» **Data for this task**
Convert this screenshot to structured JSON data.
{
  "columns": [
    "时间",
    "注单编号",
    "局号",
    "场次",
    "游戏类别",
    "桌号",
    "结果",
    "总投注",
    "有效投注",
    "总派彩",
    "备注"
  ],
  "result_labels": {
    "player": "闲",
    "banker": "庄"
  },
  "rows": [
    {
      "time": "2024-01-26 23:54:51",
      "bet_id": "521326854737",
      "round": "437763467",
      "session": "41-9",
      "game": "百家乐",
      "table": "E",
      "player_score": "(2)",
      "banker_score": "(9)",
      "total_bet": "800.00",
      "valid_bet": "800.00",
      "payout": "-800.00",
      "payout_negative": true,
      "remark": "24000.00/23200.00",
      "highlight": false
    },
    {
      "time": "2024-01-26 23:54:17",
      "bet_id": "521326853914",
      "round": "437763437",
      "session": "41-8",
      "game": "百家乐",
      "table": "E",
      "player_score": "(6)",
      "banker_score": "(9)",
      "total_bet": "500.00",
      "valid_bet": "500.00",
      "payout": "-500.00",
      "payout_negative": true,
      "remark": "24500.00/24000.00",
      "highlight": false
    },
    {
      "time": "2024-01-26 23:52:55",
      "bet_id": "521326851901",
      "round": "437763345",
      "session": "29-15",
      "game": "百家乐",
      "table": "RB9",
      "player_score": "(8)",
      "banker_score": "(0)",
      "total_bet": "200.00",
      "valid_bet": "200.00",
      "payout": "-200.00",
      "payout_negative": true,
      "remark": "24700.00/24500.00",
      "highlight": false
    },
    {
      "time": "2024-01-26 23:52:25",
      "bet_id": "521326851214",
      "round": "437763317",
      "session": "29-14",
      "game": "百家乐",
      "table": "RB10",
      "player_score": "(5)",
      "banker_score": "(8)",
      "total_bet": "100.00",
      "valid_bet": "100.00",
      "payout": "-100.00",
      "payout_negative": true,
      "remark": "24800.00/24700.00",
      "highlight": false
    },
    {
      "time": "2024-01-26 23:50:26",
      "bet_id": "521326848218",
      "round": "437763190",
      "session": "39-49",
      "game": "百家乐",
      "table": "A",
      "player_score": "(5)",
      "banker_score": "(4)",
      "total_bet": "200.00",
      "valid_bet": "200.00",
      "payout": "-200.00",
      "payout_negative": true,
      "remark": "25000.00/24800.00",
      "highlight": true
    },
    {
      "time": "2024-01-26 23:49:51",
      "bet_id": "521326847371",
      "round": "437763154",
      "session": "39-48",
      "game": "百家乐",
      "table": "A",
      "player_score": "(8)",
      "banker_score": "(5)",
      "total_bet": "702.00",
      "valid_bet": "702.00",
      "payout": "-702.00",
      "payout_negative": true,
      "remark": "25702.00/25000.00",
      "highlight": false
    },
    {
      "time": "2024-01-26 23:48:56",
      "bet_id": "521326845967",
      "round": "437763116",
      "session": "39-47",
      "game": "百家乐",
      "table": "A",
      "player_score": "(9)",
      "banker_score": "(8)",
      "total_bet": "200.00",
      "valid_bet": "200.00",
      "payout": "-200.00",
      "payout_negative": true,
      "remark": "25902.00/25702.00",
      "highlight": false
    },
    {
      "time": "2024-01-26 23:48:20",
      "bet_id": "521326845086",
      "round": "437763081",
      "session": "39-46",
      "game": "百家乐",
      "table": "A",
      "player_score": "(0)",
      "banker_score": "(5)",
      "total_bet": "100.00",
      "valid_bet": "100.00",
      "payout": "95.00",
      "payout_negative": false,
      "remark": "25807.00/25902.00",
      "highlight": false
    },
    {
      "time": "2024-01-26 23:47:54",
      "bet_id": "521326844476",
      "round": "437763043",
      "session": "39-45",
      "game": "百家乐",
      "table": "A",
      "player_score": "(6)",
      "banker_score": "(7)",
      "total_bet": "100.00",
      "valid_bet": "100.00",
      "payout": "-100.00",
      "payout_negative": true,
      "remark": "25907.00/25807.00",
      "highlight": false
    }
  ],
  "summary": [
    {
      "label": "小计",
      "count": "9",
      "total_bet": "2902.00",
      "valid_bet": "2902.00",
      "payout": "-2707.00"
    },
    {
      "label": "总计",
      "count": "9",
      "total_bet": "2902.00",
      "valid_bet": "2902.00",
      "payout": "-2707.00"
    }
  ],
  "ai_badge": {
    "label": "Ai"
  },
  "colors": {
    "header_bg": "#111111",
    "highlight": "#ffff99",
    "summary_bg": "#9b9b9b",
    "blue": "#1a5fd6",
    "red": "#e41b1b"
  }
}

» **Written request**
Extract the listing in its entirety and repeat it exactly.

» **Response to the task**
Convert this screenshot to structured JSON data.
{
  "columns": [
    "时间",
    "注单编号",
    "局号",
    "场次",
    "游戏类别",
    "桌号",
    "结果",
    "总投注",
    "有效投注",
    "总派彩",
    "备注"
  ],
  "result_labels": {
    "player": "闲",
    "banker": "庄"
  },
  "rows": [
    {
      "time": "2024-01-26 23:54:51",
      "bet_id": "521326854737",
      "round": "437763467",
      "session": "41-9",
      "game": "百家乐",
      "table": "E",
      "player_score": "(2)",
      "banker_score": "(9)",
      "total_bet": "800.00",
      "valid_bet": "800.00",
      "payout": "-800.00",
      "payout_negative": true,
      "remark": "24000.00/23200.00",
      "highlight": false
    },
    {
      "time": "2024-01-26 23:54:17",
      "bet_id": "521326853914",
      "round": "437763437",
      "session": "41-8",
      "game": "百家乐",
      "table": "E",
      "player_score": "(6)",
      "banker_score": "(9)",
      "total_bet": "500.00",
      "valid_bet": "500.00",
      "payout": "-500.00",
      "payout_negative": true,
      "remark": "24500.00/24000.00",
      "highlight": false
    },
    {
      "time": "2024-01-26 23:52:55",
      "bet_id": "521326851901",
      "round": "437763345",
      "session": "29-15",
      "game": "百家乐",
      "table": "RB9",
      "player_score": "(8)",
      "banker_score": "(0)",
      "total_bet": "200.00",
      "valid_bet": "200.00",
      "payout": "-200.00",
      "payout_negative": true,
      "remark": "24700.00/24500.00",
      "highlight": false
    },
    {
      "time": "2024-01-26 23:52:25",
      "bet_id": "521326851214",
      "round": "437763317",
      "session": "29-14",
      "game": "百家乐",
      "table": "RB10",
      "player_score": "(5)",
      "banker_score": "(8)",
      "total_bet": "100.00",
      "valid_bet": "100.00",
      "payout": "-100.00",
      "payout_negative": true,
      "remark": "24800.00/24700.00",
      "highlight": false
    },
    {
      "time": "2024-01-26 23:50:26",
      "bet_id": "521326848218",
      "round": "437763190",
      "session": "39-49",
      "game": "百家乐",
      "table": "A",
      "player_score": "(5)",
      "banker_score": "(4)",
      "total_bet": "200.00",
      "valid_bet": "200.00",
      "payout": "-200.00",
      "payout_negative": true,
      "remark": "25000.00/24800.00",
      "highlight": true
    },
    {
      "time": "2024-01-26 23:49:51",
      "bet_id": "521326847371",
      "round": "437763154",
      "session": "39-48",
      "game": "百家乐",
      "table": "A",
      "player_score": "(8)",
      "banker_score": "(5)",
      "total_bet": "702.00",
      "valid_bet": "702.00",
      "payout": "-702.00",
      "payout_negative": true,
      "remark": "25702.00/25000.00",
      "highlight": false
    },
    {
      "time": "2024-01-26 23:48:56",
      "bet_id": "521326845967",
      "round": "437763116",
      "session": "39-47",
      "game": "百家乐",
      "table": "A",
      "player_score": "(9)",
      "banker_score": "(8)",
      "total_bet": "200.00",
      "valid_bet": "200.00",
      "payout": "-200.00",
      "payout_negative": true,
      "remark": "25902.00/25702.00",
      "highlight": false
    },
    {
      "time": "2024-01-26 23:48:20",
      "bet_id": "521326845086",
      "round": "437763081",
      "session": "39-46",
      "game": "百家乐",
      "table": "A",
      "player_score": "(0)",
      "banker_score": "(5)",
      "total_bet": "100.00",
      "valid_bet": "100.00",
      "payout": "95.00",
      "payout_negative": false,
      "remark": "25807.00/25902.00",
      "highlight": false
    },
    {
      "time": "2024-01-26 23:47:54",
      "bet_id": "521326844476",
      "round": "437763043",
      "session": "39-45",
      "game": "百家乐",
      "table": "A",
      "player_score": "(6)",
      "banker_score": "(7)",
      "total_bet": "100.00",
      "valid_bet": "100.00",
      "payout": "-100.00",
      "payout_negative": true,
      "remark": "25907.00/25807.00",
      "highlight": false
    }
  ],
  "summary": [
    {
      "label": "小计",
      "count": "9",
      "total_bet": "2902.00",
      "valid_bet": "2902.00",
      "payout": "-2707.00"
    },
    {
      "label": "总计",
      "count": "9",
      "total_bet": "2902.00",
      "valid_bet": "2902.00",
      "payout": "-2707.00"
    }
  ],
  "ai_badge": {
    "label": "Ai"
  },
  "colors": {
    "header_bg": "#111111",
    "highlight": "#ffff99",
    "summary_bg": "#9b9b9b",
    "blue": "#1a5fd6",
    "red": "#e41b1b"
  }
}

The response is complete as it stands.